*** Begin section ***
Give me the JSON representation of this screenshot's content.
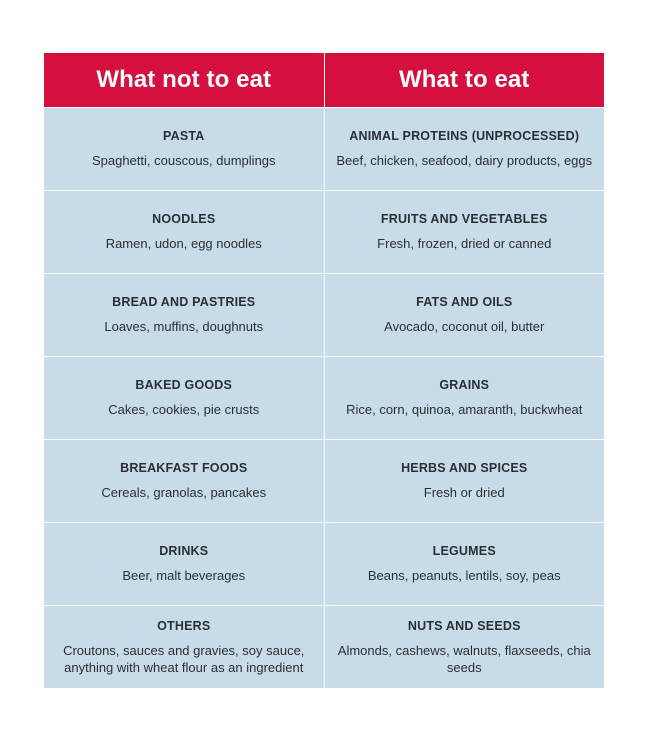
{
  "header": {
    "left": "What not to eat",
    "right": "What to eat"
  },
  "rows": [
    {
      "left": {
        "category": "PASTA",
        "items": "Spaghetti, couscous, dumplings"
      },
      "right": {
        "category": "ANIMAL PROTEINS (UNPROCESSED)",
        "items": "Beef, chicken, seafood, dairy products, eggs"
      }
    },
    {
      "left": {
        "category": "NOODLES",
        "items": "Ramen, udon, egg noodles"
      },
      "right": {
        "category": "FRUITS AND VEGETABLES",
        "items": "Fresh, frozen, dried or canned"
      }
    },
    {
      "left": {
        "category": "BREAD AND PASTRIES",
        "items": "Loaves, muffins, doughnuts"
      },
      "right": {
        "category": "FATS AND OILS",
        "items": "Avocado, coconut oil, butter"
      }
    },
    {
      "left": {
        "category": "BAKED GOODS",
        "items": "Cakes, cookies, pie crusts"
      },
      "right": {
        "category": "GRAINS",
        "items": "Rice, corn, quinoa, amaranth, buckwheat"
      }
    },
    {
      "left": {
        "category": "BREAKFAST FOODS",
        "items": "Cereals, granolas, pancakes"
      },
      "right": {
        "category": "HERBS AND SPICES",
        "items": "Fresh or dried"
      }
    },
    {
      "left": {
        "category": "DRINKS",
        "items": "Beer, malt beverages"
      },
      "right": {
        "category": "LEGUMES",
        "items": "Beans, peanuts, lentils, soy, peas"
      }
    },
    {
      "left": {
        "category": "OTHERS",
        "items": "Croutons, sauces and gravies, soy sauce, anything with wheat flour as an ingredient"
      },
      "right": {
        "category": "NUTS AND SEEDS",
        "items": "Almonds, cashews, walnuts, flaxseeds, chia seeds"
      }
    }
  ],
  "colors": {
    "header_bg": "#d5103f",
    "row_bg": "#c7dce8",
    "text": "#2b2f33"
  }
}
*** End section ***
◆ Task requirements
Where a record above holds a picture, drop the picture and print the rest exactly.

◆ Answer section
Give me the JSON representation of this screenshot's content.
{
  "header": {
    "left": "What not to eat",
    "right": "What to eat"
  },
  "rows": [
    {
      "left": {
        "category": "PASTA",
        "items": "Spaghetti, couscous, dumplings"
      },
      "right": {
        "category": "ANIMAL PROTEINS (UNPROCESSED)",
        "items": "Beef, chicken, seafood, dairy products, eggs"
      }
    },
    {
      "left": {
        "category": "NOODLES",
        "items": "Ramen, udon, egg noodles"
      },
      "right": {
        "category": "FRUITS AND VEGETABLES",
        "items": "Fresh, frozen, dried or canned"
      }
    },
    {
      "left": {
        "category": "BREAD AND PASTRIES",
        "items": "Loaves, muffins, doughnuts"
      },
      "right": {
        "category": "FATS AND OILS",
        "items": "Avocado, coconut oil, butter"
      }
    },
    {
      "left": {
        "category": "BAKED GOODS",
        "items": "Cakes, cookies, pie crusts"
      },
      "right": {
        "category": "GRAINS",
        "items": "Rice, corn, quinoa, amaranth, buckwheat"
      }
    },
    {
      "left": {
        "category": "BREAKFAST FOODS",
        "items": "Cereals, granolas, pancakes"
      },
      "right": {
        "category": "HERBS AND SPICES",
        "items": "Fresh or dried"
      }
    },
    {
      "left": {
        "category": "DRINKS",
        "items": "Beer, malt beverages"
      },
      "right": {
        "category": "LEGUMES",
        "items": "Beans, peanuts, lentils, soy, peas"
      }
    },
    {
      "left": {
        "category": "OTHERS",
        "items": "Croutons, sauces and gravies, soy sauce, anything with wheat flour as an ingredient"
      },
      "right": {
        "category": "NUTS AND SEEDS",
        "items": "Almonds, cashews, walnuts, flaxseeds, chia seeds"
      }
    }
  ],
  "colors": {
    "header_bg": "#d5103f",
    "row_bg": "#c7dce8",
    "text": "#2b2f33"
  }
}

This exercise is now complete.